══ MATERIAL FOR THIS EXERCISE ══
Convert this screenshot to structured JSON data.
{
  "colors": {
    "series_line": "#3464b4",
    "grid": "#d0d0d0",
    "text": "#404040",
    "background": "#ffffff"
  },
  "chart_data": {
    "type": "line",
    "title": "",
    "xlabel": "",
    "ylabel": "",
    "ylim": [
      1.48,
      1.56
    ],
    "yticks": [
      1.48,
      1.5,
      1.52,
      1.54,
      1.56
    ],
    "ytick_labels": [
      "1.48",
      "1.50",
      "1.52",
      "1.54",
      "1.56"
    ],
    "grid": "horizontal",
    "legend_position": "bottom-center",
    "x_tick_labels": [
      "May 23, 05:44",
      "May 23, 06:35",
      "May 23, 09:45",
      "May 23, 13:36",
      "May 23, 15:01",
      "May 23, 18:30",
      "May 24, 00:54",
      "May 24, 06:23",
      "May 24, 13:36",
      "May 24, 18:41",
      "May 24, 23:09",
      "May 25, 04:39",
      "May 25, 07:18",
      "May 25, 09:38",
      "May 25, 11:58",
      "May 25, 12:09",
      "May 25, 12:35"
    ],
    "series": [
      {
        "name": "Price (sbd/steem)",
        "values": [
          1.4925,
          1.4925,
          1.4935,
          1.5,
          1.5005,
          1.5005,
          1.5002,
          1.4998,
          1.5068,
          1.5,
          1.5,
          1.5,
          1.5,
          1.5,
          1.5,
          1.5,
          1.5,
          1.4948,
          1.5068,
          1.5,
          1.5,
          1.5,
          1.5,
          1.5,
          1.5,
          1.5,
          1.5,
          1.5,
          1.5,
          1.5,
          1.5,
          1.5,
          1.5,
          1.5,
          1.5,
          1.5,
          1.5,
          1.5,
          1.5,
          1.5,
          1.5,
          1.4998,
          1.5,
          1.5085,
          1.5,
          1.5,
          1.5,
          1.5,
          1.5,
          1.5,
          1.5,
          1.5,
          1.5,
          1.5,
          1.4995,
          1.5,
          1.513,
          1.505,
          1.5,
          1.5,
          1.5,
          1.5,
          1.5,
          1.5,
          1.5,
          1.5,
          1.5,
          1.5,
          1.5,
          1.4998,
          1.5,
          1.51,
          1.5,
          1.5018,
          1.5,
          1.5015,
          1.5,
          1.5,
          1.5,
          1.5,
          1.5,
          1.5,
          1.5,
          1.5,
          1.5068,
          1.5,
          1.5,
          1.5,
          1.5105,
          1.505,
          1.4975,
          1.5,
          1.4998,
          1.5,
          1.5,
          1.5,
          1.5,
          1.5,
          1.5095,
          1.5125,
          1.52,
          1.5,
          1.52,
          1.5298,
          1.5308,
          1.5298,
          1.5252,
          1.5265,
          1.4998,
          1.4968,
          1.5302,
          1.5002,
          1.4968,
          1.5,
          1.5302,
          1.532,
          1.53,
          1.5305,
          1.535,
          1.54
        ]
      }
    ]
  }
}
═══
**DIRECTIVE**
Go through the material above line by line and copy it exactly.

**EXPECTED OUTPUT**
Convert this screenshot to structured JSON data.
{
  "colors": {
    "series_line": "#3464b4",
    "grid": "#d0d0d0",
    "text": "#404040",
    "background": "#ffffff"
  },
  "chart_data": {
    "type": "line",
    "title": "",
    "xlabel": "",
    "ylabel": "",
    "ylim": [
      1.48,
      1.56
    ],
    "yticks": [
      1.48,
      1.5,
      1.52,
      1.54,
      1.56
    ],
    "ytick_labels": [
      "1.48",
      "1.50",
      "1.52",
      "1.54",
      "1.56"
    ],
    "grid": "horizontal",
    "legend_position": "bottom-center",
    "x_tick_labels": [
      "May 23, 05:44",
      "May 23, 06:35",
      "May 23, 09:45",
      "May 23, 13:36",
      "May 23, 15:01",
      "May 23, 18:30",
      "May 24, 00:54",
      "May 24, 06:23",
      "May 24, 13:36",
      "May 24, 18:41",
      "May 24, 23:09",
      "May 25, 04:39",
      "May 25, 07:18",
      "May 25, 09:38",
      "May 25, 11:58",
      "May 25, 12:09",
      "May 25, 12:35"
    ],
    "series": [
      {
        "name": "Price (sbd/steem)",
        "values": [
          1.4925,
          1.4925,
          1.4935,
          1.5,
          1.5005,
          1.5005,
          1.5002,
          1.4998,
          1.5068,
          1.5,
          1.5,
          1.5,
          1.5,
          1.5,
          1.5,
          1.5,
          1.5,
          1.4948,
          1.5068,
          1.5,
          1.5,
          1.5,
          1.5,
          1.5,
          1.5,
          1.5,
          1.5,
          1.5,
          1.5,
          1.5,
          1.5,
          1.5,
          1.5,
          1.5,
          1.5,
          1.5,
          1.5,
          1.5,
          1.5,
          1.5,
          1.5,
          1.4998,
          1.5,
          1.5085,
          1.5,
          1.5,
          1.5,
          1.5,
          1.5,
          1.5,
          1.5,
          1.5,
          1.5,
          1.5,
          1.4995,
          1.5,
          1.513,
          1.505,
          1.5,
          1.5,
          1.5,
          1.5,
          1.5,
          1.5,
          1.5,
          1.5,
          1.5,
          1.5,
          1.5,
          1.4998,
          1.5,
          1.51,
          1.5,
          1.5018,
          1.5,
          1.5015,
          1.5,
          1.5,
          1.5,
          1.5,
          1.5,
          1.5,
          1.5,
          1.5,
          1.5068,
          1.5,
          1.5,
          1.5,
          1.5105,
          1.505,
          1.4975,
          1.5,
          1.4998,
          1.5,
          1.5,
          1.5,
          1.5,
          1.5,
          1.5095,
          1.5125,
          1.52,
          1.5,
          1.52,
          1.5298,
          1.5308,
          1.5298,
          1.5252,
          1.5265,
          1.4998,
          1.4968,
          1.5302,
          1.5002,
          1.4968,
          1.5,
          1.5302,
          1.532,
          1.53,
          1.5305,
          1.535,
          1.54
        ]
      }
    ]
  }
}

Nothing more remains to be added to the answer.